The records below need retyping in full; give them again exactly.

* Begin *

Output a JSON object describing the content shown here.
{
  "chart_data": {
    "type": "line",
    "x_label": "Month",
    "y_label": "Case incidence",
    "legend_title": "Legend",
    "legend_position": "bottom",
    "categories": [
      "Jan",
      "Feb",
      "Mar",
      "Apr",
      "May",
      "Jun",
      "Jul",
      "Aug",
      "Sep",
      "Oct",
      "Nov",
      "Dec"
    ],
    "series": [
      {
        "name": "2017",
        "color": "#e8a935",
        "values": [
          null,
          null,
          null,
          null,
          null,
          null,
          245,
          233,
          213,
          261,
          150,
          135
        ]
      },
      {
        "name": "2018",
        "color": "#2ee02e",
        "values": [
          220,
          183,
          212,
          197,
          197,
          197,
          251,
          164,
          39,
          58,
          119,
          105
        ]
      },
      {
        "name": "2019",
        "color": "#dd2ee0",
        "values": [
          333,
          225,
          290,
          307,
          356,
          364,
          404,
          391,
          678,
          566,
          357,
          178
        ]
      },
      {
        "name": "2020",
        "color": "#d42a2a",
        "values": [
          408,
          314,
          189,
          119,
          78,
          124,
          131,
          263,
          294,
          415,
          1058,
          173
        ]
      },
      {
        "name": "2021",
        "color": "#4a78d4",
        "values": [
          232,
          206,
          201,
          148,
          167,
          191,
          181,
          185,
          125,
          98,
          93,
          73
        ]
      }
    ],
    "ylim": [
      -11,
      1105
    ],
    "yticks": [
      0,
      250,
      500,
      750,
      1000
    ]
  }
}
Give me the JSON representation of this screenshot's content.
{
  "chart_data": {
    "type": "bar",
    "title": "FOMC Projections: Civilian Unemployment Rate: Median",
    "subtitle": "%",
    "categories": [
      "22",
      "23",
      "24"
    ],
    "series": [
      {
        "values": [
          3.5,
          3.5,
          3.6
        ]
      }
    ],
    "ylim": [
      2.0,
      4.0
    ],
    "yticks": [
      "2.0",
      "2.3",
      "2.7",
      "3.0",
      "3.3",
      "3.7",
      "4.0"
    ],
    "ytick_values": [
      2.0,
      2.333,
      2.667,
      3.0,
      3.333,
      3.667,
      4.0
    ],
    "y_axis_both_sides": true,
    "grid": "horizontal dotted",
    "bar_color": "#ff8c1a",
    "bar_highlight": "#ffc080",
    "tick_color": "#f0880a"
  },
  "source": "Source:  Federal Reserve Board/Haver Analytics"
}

* End *

▶ Response to the task:
Output a JSON object describing the content shown here.
{
  "chart_data": {
    "type": "line",
    "x_label": "Month",
    "y_label": "Case incidence",
    "legend_title": "Legend",
    "legend_position": "bottom",
    "categories": [
      "Jan",
      "Feb",
      "Mar",
      "Apr",
      "May",
      "Jun",
      "Jul",
      "Aug",
      "Sep",
      "Oct",
      "Nov",
      "Dec"
    ],
    "series": [
      {
        "name": "2017",
        "color": "#e8a935",
        "values": [
          null,
          null,
          null,
          null,
          null,
          null,
          245,
          233,
          213,
          261,
          150,
          135
        ]
      },
      {
        "name": "2018",
        "color": "#2ee02e",
        "values": [
          220,
          183,
          212,
          197,
          197,
          197,
          251,
          164,
          39,
          58,
          119,
          105
        ]
      },
      {
        "name": "2019",
        "color": "#dd2ee0",
        "values": [
          333,
          225,
          290,
          307,
          356,
          364,
          404,
          391,
          678,
          566,
          357,
          178
        ]
      },
      {
        "name": "2020",
        "color": "#d42a2a",
        "values": [
          408,
          314,
          189,
          119,
          78,
          124,
          131,
          263,
          294,
          415,
          1058,
          173
        ]
      },
      {
        "name": "2021",
        "color": "#4a78d4",
        "values": [
          232,
          206,
          201,
          148,
          167,
          191,
          181,
          185,
          125,
          98,
          93,
          73
        ]
      }
    ],
    "ylim": [
      -11,
      1105
    ],
    "yticks": [
      0,
      250,
      500,
      750,
      1000
    ]
  }
}
Give me the JSON representation of this screenshot's content.
{
  "chart_data": {
    "type": "bar",
    "title": "FOMC Projections: Civilian Unemployment Rate: Median",
    "subtitle": "%",
    "categories": [
      "22",
      "23",
      "24"
    ],
    "series": [
      {
        "values": [
          3.5,
          3.5,
          3.6
        ]
      }
    ],
    "ylim": [
      2.0,
      4.0
    ],
    "yticks": [
      "2.0",
      "2.3",
      "2.7",
      "3.0",
      "3.3",
      "3.7",
      "4.0"
    ],
    "ytick_values": [
      2.0,
      2.333,
      2.667,
      3.0,
      3.333,
      3.667,
      4.0
    ],
    "y_axis_both_sides": true,
    "grid": "horizontal dotted",
    "bar_color": "#ff8c1a",
    "bar_highlight": "#ffc080",
    "tick_color": "#f0880a"
  },
  "source": "Source:  Federal Reserve Board/Haver Analytics"
}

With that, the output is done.